§ Written instruction 1:
Reproduce the stretch of the passage about Ana Egge from "I was not unfamiliar" through "emotion, and power.".

I was not unfamiliar with the name Ana Egge when, on the first of July, I received a communique from a friend of mine that new music from her was on its way. Four years ago I took notice of this woman with an album called Bad Blood, at first, admittedly, because of its connection to Steve Earle. He handled the production, recorded it at Levon Helm's studio in Woodstock, had Ray Kennedy mix it, sprinkled in both his own and ex-wife Alison Moorer's harmony vocals on a few tracks, and the backup band included Chris Masterson, Eleanor Whitemore, Rob Heath, and Byron Issacs. All that roots music star power aside, what jumped out of my headphones was Egge’s singular voice, clear as a bell, with intelligent songs that offered stories, structure, emotion, and power.

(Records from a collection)

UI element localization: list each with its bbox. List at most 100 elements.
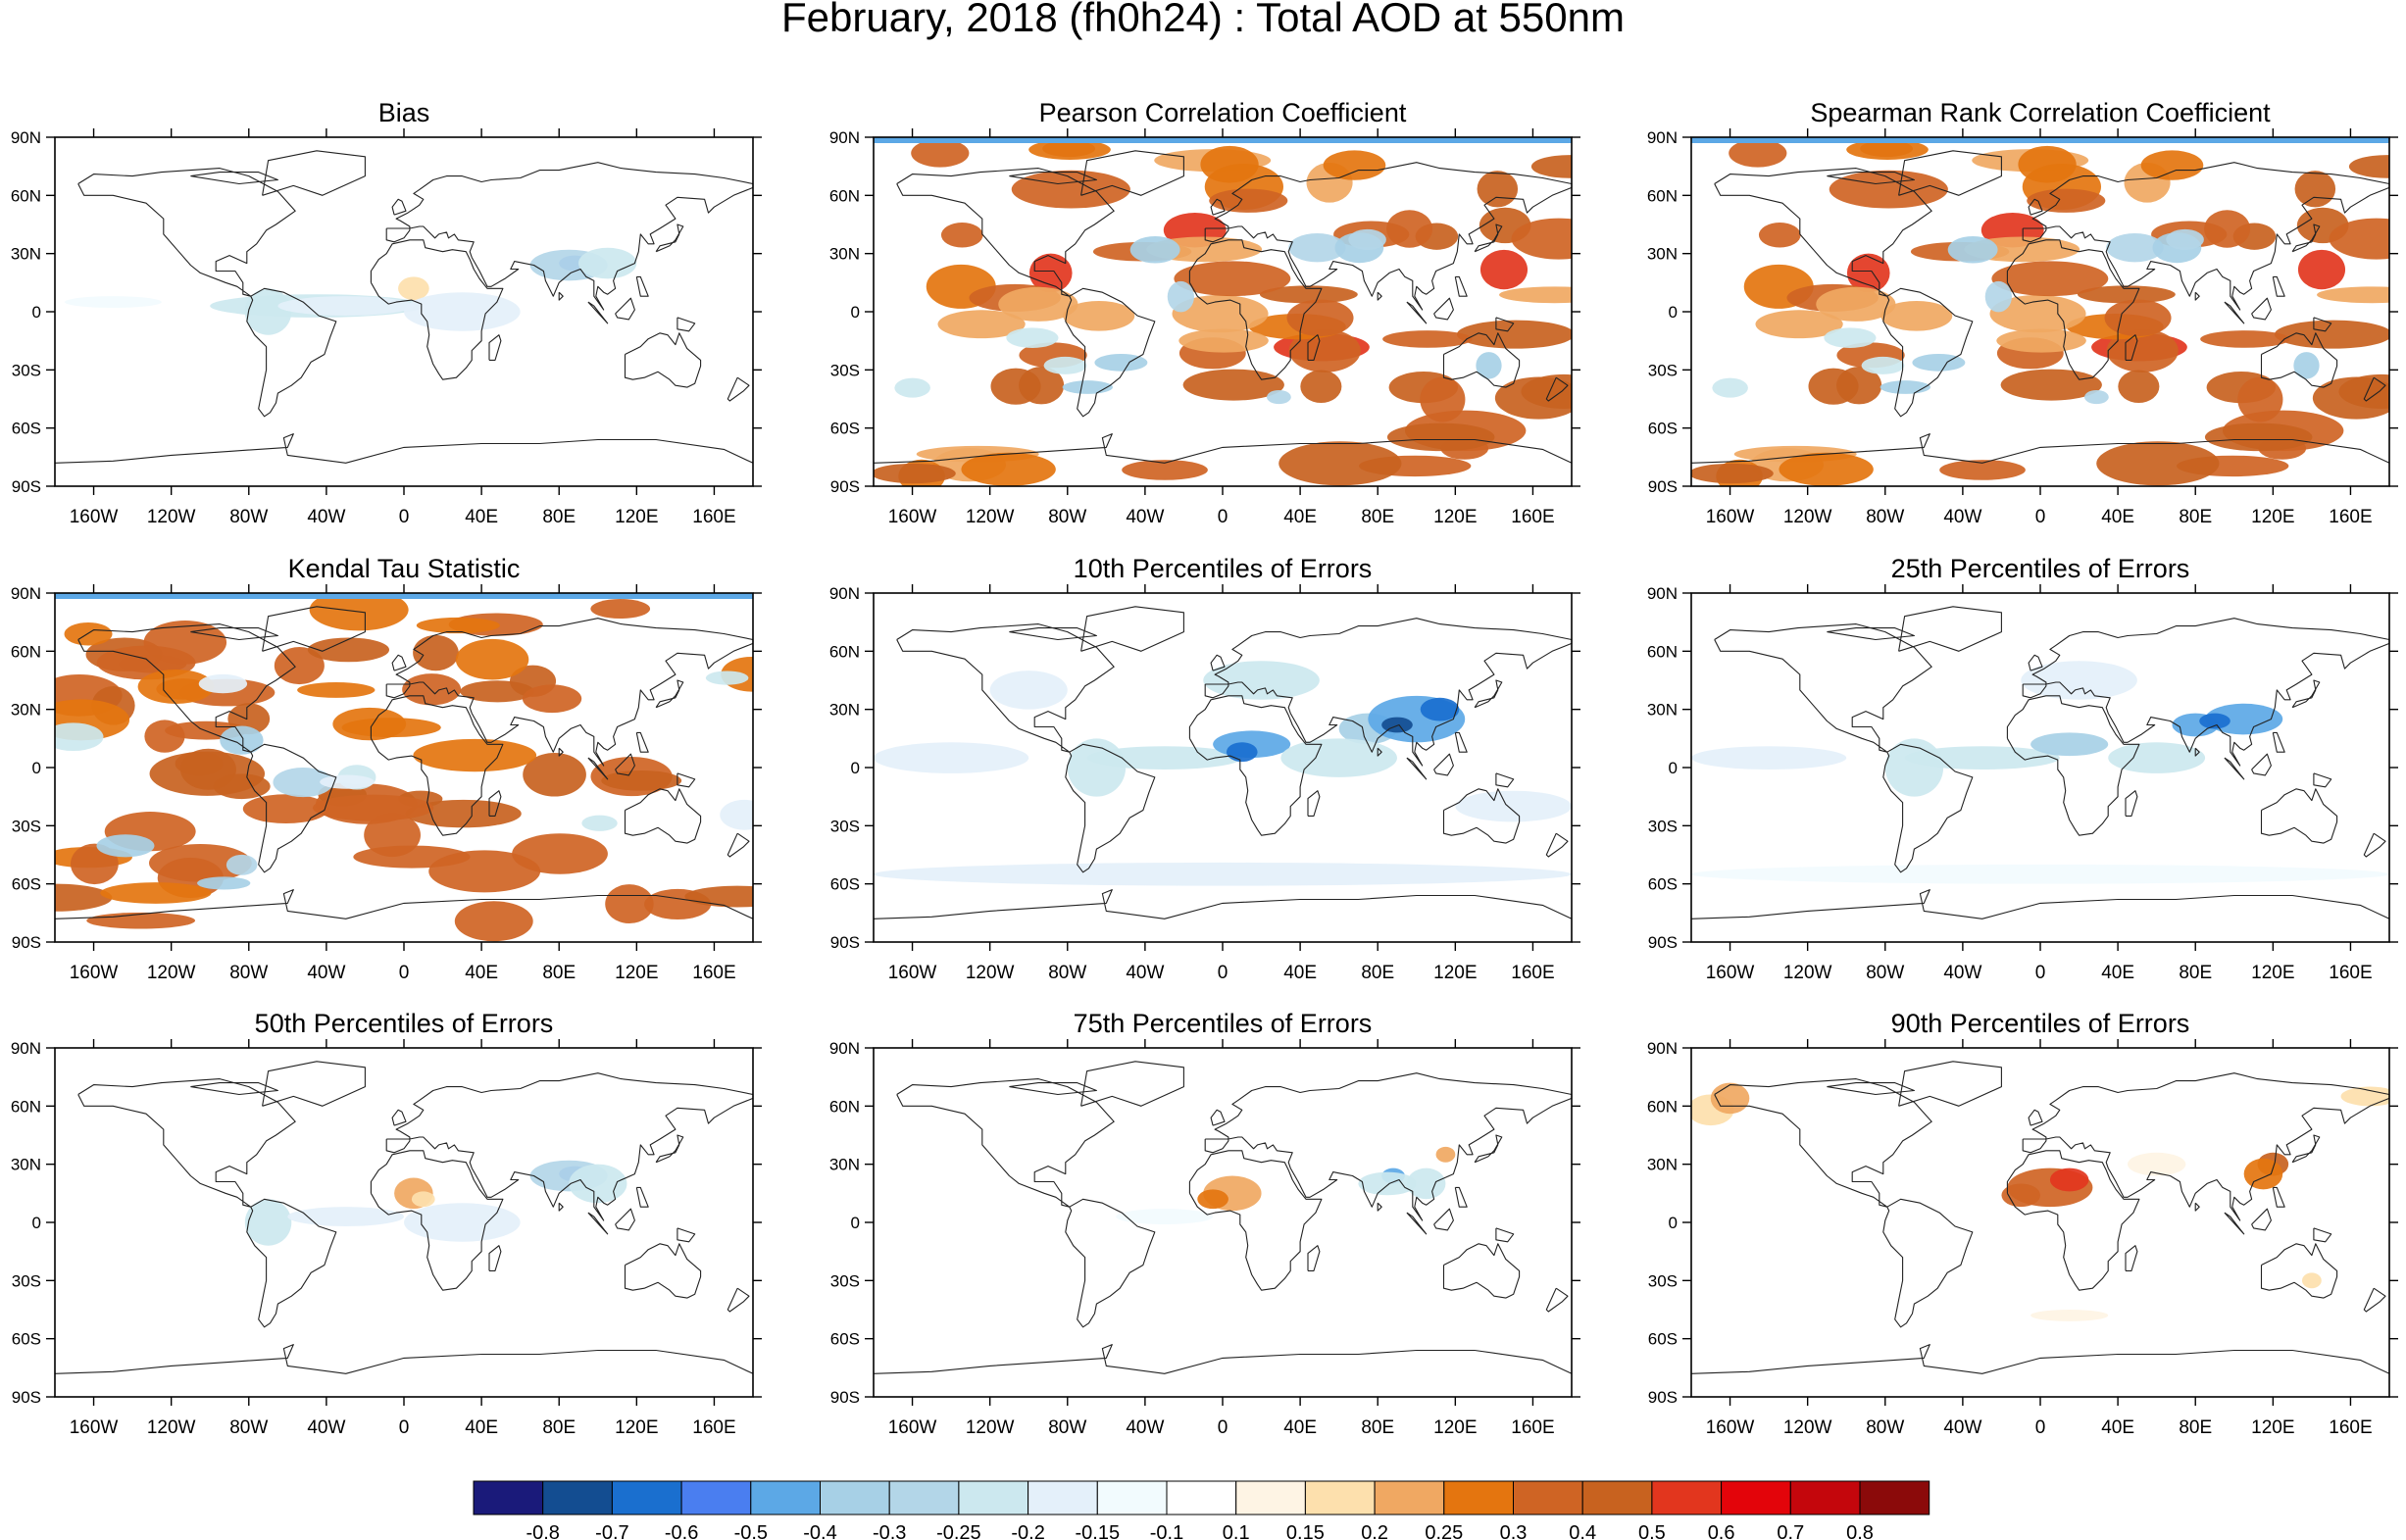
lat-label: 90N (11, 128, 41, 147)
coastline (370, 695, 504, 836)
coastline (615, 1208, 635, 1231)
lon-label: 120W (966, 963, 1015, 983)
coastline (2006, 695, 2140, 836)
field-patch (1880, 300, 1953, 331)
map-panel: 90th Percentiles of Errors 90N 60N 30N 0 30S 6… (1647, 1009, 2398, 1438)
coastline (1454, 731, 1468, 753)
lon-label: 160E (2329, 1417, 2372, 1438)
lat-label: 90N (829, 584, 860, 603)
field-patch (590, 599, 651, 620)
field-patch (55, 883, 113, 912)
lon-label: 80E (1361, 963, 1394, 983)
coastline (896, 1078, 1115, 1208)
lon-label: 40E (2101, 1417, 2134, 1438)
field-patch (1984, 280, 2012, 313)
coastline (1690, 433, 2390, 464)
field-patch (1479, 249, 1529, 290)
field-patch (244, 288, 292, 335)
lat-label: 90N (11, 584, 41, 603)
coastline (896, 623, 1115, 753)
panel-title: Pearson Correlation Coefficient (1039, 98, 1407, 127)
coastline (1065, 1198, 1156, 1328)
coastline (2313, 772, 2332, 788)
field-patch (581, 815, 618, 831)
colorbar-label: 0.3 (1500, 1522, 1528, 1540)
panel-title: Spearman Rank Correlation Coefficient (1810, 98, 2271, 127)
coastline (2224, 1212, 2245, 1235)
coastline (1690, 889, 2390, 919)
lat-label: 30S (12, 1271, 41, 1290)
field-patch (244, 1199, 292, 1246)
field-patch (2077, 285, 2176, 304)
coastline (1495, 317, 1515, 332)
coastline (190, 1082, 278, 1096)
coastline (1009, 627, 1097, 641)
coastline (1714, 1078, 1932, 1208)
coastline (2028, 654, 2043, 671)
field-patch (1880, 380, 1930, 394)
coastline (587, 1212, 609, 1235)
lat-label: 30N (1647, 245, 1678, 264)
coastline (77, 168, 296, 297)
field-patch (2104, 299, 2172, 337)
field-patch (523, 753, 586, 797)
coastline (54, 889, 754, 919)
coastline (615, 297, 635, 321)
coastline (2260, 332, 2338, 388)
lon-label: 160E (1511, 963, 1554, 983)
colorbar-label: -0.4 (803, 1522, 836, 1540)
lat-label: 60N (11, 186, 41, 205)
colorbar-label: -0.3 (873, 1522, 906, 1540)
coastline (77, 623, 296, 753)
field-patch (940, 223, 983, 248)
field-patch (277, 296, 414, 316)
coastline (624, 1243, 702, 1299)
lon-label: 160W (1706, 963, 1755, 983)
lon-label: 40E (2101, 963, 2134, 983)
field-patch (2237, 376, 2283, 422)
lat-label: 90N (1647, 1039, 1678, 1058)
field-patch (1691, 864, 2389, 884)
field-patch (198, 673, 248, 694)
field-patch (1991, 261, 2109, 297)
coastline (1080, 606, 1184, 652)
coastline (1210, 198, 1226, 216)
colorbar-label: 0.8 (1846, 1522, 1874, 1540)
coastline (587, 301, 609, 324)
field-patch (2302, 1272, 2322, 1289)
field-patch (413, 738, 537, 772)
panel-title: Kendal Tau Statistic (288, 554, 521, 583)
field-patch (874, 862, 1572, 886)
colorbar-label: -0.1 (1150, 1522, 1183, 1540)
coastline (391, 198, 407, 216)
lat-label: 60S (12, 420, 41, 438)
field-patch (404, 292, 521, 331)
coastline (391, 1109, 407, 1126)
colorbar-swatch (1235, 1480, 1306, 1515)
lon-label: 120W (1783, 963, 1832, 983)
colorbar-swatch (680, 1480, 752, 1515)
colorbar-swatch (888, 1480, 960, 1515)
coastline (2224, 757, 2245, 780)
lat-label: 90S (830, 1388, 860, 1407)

§ Written instruction 2:
Output the listing lines from the one containing "lat-label: 90N (11, 128, 41, 147)" through the one containing "field-patch (1880, 300, 1953, 331)" as a Markdown table with the columns Nr and Entry, omitting blank lines.

§ Full output 1:
I was not unfamiliar with the name Ana Egge when, on the first of July, I received a communique from a friend of mine that new music from her was on its way. Four years ago I took notice of this woman with an album called Bad Blood, at first, admittedly, because of its connection to Steve Earle. He handled the production, recorded it at Levon Helm's studio in Woodstock, had Ray Kennedy mix it, sprinkled in both his own and ex-wife Alison Moorer's harmony vocals on a few tracks, and the backup band included Chris Masterson, Eleanor Whitemore, Rob Heath, and Byron Issacs. All that roots music star power aside, what jumped out of my headphones was Egge’s singular voice, clear as a bell, with intelligent songs that offered stories, structure, emotion, and power.

§ Full output 2:
| Nr | Entry |
|---|---|
| 1 | lat-label: 90N (11, 128, 41, 147) |
| 2 | coastline (370, 695, 504, 836) |
| 3 | coastline (615, 1208, 635, 1231) |
| 4 | lon-label: 120W (966, 963, 1015, 983) |
| 5 | coastline (2006, 695, 2140, 836) |
| 6 | field-patch (1880, 300, 1953, 331) |